Given instruction -> Copy the following records line for line, without any changes.
>> Begin Materials provided
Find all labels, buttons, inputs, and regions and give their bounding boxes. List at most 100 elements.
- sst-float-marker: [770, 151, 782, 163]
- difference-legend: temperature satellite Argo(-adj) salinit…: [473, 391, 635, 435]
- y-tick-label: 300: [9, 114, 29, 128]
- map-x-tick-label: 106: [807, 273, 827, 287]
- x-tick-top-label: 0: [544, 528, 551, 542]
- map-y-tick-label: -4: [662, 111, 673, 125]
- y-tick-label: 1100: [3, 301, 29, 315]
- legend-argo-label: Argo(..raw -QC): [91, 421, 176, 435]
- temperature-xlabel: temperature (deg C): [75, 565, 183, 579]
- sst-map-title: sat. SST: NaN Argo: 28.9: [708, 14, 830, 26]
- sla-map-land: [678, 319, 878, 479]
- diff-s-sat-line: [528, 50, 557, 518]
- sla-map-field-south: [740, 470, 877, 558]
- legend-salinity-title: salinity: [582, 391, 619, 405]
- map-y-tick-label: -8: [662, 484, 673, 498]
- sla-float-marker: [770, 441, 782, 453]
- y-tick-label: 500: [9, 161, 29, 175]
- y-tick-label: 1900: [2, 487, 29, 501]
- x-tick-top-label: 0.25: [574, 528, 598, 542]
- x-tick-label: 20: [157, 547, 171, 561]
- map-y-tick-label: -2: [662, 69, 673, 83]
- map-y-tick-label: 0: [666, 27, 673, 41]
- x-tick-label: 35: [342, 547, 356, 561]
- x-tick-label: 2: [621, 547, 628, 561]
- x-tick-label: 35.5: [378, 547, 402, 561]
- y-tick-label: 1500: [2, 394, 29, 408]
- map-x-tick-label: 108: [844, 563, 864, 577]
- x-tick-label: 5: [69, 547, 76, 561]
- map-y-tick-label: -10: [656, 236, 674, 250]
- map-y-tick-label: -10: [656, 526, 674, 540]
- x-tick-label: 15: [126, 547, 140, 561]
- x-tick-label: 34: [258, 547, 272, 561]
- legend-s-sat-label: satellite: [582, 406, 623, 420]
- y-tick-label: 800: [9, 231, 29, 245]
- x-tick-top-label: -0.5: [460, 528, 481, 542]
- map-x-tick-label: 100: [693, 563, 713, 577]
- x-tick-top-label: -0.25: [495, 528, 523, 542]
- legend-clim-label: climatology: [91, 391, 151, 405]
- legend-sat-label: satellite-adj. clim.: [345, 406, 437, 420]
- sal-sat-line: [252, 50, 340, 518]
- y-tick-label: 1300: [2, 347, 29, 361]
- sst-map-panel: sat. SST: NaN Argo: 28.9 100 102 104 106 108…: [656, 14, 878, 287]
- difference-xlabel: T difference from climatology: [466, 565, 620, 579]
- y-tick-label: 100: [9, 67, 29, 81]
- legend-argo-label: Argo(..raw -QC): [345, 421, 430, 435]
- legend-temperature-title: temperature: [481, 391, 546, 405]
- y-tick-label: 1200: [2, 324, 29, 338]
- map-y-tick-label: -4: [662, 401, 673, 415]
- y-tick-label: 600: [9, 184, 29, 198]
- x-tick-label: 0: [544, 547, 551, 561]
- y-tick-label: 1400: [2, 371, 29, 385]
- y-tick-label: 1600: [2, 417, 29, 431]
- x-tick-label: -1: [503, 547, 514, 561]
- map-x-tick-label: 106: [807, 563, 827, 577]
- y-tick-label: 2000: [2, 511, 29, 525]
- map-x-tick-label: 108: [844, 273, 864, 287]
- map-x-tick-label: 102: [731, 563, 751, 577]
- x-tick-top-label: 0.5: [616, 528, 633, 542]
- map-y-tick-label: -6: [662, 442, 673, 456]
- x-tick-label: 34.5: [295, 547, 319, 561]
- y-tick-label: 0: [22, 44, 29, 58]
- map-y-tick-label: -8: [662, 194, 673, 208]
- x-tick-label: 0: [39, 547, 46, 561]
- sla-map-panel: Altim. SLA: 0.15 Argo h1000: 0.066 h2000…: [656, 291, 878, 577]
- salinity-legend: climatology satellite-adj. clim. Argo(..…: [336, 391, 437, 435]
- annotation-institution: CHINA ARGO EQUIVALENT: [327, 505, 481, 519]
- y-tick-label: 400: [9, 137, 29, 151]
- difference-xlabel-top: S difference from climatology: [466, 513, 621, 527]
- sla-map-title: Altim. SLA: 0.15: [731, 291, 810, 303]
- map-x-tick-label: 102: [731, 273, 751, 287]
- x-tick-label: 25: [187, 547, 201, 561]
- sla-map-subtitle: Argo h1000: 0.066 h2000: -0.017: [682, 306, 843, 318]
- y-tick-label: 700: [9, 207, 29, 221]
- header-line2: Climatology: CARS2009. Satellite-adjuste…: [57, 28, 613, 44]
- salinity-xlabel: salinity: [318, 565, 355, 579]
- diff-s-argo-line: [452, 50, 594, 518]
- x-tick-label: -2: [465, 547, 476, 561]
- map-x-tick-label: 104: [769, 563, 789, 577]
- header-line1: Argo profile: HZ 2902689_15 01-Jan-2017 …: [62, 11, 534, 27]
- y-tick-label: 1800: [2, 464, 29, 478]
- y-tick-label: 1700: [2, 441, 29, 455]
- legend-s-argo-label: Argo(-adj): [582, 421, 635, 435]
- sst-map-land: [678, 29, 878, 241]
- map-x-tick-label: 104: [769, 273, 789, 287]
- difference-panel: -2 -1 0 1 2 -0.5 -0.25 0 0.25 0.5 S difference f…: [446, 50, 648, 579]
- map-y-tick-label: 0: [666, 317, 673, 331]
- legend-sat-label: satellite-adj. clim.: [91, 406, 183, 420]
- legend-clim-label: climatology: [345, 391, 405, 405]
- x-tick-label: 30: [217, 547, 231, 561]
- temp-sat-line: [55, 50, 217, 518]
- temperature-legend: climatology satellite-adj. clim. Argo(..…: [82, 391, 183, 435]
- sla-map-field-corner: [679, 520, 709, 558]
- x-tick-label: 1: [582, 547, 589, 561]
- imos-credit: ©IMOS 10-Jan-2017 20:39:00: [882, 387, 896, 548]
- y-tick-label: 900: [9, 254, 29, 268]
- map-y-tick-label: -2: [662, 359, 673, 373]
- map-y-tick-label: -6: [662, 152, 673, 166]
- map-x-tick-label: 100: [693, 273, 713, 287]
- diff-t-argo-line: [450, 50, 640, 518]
>> End Materials provided
Solution ->
Find all labels, buttons, inputs, and regions and give their bounding boxes. List at most 100 elements.
- sst-float-marker: [770, 151, 782, 163]
- difference-legend: temperature satellite Argo(-adj) salinit…: [473, 391, 635, 435]
- y-tick-label: 300: [9, 114, 29, 128]
- map-x-tick-label: 106: [807, 273, 827, 287]
- x-tick-top-label: 0: [544, 528, 551, 542]
- map-y-tick-label: -4: [662, 111, 673, 125]
- y-tick-label: 1100: [3, 301, 29, 315]
- legend-argo-label: Argo(..raw -QC): [91, 421, 176, 435]
- temperature-xlabel: temperature (deg C): [75, 565, 183, 579]
- sst-map-title: sat. SST: NaN Argo: 28.9: [708, 14, 830, 26]
- sla-map-land: [678, 319, 878, 479]
- diff-s-sat-line: [528, 50, 557, 518]
- sla-map-field-south: [740, 470, 877, 558]
- legend-salinity-title: salinity: [582, 391, 619, 405]
- map-y-tick-label: -8: [662, 484, 673, 498]
- sla-float-marker: [770, 441, 782, 453]
- y-tick-label: 500: [9, 161, 29, 175]
- y-tick-label: 1900: [2, 487, 29, 501]
- x-tick-top-label: 0.25: [574, 528, 598, 542]
- x-tick-label: 20: [157, 547, 171, 561]
- map-y-tick-label: -2: [662, 69, 673, 83]
- map-y-tick-label: 0: [666, 27, 673, 41]
- x-tick-label: 35: [342, 547, 356, 561]
- x-tick-label: 2: [621, 547, 628, 561]
- x-tick-label: 35.5: [378, 547, 402, 561]
- y-tick-label: 1500: [2, 394, 29, 408]
- map-x-tick-label: 108: [844, 563, 864, 577]
- x-tick-label: 5: [69, 547, 76, 561]
- map-y-tick-label: -10: [656, 236, 674, 250]
- map-y-tick-label: -10: [656, 526, 674, 540]
- x-tick-label: 15: [126, 547, 140, 561]
- x-tick-label: 34: [258, 547, 272, 561]
- legend-s-sat-label: satellite: [582, 406, 623, 420]
- y-tick-label: 800: [9, 231, 29, 245]
- x-tick-top-label: -0.5: [460, 528, 481, 542]
- map-x-tick-label: 100: [693, 563, 713, 577]
- x-tick-top-label: -0.25: [495, 528, 523, 542]
- legend-clim-label: climatology: [91, 391, 151, 405]
- legend-sat-label: satellite-adj. clim.: [345, 406, 437, 420]
- sal-sat-line: [252, 50, 340, 518]
- y-tick-label: 1300: [2, 347, 29, 361]
- sst-map-panel: sat. SST: NaN Argo: 28.9 100 102 104 106 108…: [656, 14, 878, 287]
- difference-xlabel: T difference from climatology: [466, 565, 620, 579]
- y-tick-label: 100: [9, 67, 29, 81]
- legend-argo-label: Argo(..raw -QC): [345, 421, 430, 435]
- legend-temperature-title: temperature: [481, 391, 546, 405]
- y-tick-label: 1200: [2, 324, 29, 338]
- map-y-tick-label: -4: [662, 401, 673, 415]
- y-tick-label: 600: [9, 184, 29, 198]
- x-tick-label: 0: [544, 547, 551, 561]
- y-tick-label: 1400: [2, 371, 29, 385]
- y-tick-label: 1600: [2, 417, 29, 431]
- x-tick-label: -1: [503, 547, 514, 561]
- map-x-tick-label: 106: [807, 563, 827, 577]
- y-tick-label: 2000: [2, 511, 29, 525]
- map-x-tick-label: 108: [844, 273, 864, 287]
- map-x-tick-label: 102: [731, 563, 751, 577]
- x-tick-top-label: 0.5: [616, 528, 633, 542]
- map-y-tick-label: -6: [662, 442, 673, 456]
- x-tick-label: 34.5: [295, 547, 319, 561]
- y-tick-label: 0: [22, 44, 29, 58]
- map-y-tick-label: -8: [662, 194, 673, 208]
- x-tick-label: 0: [39, 547, 46, 561]
- sla-map-panel: Altim. SLA: 0.15 Argo h1000: 0.066 h2000…: [656, 291, 878, 577]
- salinity-legend: climatology satellite-adj. clim. Argo(..…: [336, 391, 437, 435]
- annotation-institution: CHINA ARGO EQUIVALENT: [327, 505, 481, 519]
- y-tick-label: 400: [9, 137, 29, 151]
- difference-xlabel-top: S difference from climatology: [466, 513, 621, 527]
- sla-map-title: Altim. SLA: 0.15: [731, 291, 810, 303]
- map-x-tick-label: 102: [731, 273, 751, 287]
- x-tick-label: 25: [187, 547, 201, 561]
- sla-map-subtitle: Argo h1000: 0.066 h2000: -0.017: [682, 306, 843, 318]
- y-tick-label: 700: [9, 207, 29, 221]
- header-line2: Climatology: CARS2009. Satellite-adjuste…: [57, 28, 613, 44]
- salinity-xlabel: salinity: [318, 565, 355, 579]
- diff-s-argo-line: [452, 50, 594, 518]
- x-tick-label: -2: [465, 547, 476, 561]
- map-x-tick-label: 104: [769, 563, 789, 577]
- header-line1: Argo profile: HZ 2902689_15 01-Jan-2017 …: [62, 11, 534, 27]
- y-tick-label: 1800: [2, 464, 29, 478]
- y-tick-label: 1700: [2, 441, 29, 455]
- legend-s-argo-label: Argo(-adj): [582, 421, 635, 435]
- sst-map-land: [678, 29, 878, 241]
- map-x-tick-label: 104: [769, 273, 789, 287]
- difference-panel: -2 -1 0 1 2 -0.5 -0.25 0 0.25 0.5 S difference f…: [446, 50, 648, 579]
- map-y-tick-label: 0: [666, 317, 673, 331]
- legend-sat-label: satellite-adj. clim.: [91, 406, 183, 420]
- legend-clim-label: climatology: [345, 391, 405, 405]
- x-tick-label: 30: [217, 547, 231, 561]
- temp-sat-line: [55, 50, 217, 518]
- temperature-legend: climatology satellite-adj. clim. Argo(..…: [82, 391, 183, 435]
- sla-map-field-corner: [679, 520, 709, 558]
- x-tick-label: 1: [582, 547, 589, 561]
- imos-credit: ©IMOS 10-Jan-2017 20:39:00: [882, 387, 896, 548]
- y-tick-label: 900: [9, 254, 29, 268]
- map-y-tick-label: -2: [662, 359, 673, 373]
- map-y-tick-label: -6: [662, 152, 673, 166]
- map-x-tick-label: 100: [693, 273, 713, 287]
- diff-t-argo-line: [450, 50, 640, 518]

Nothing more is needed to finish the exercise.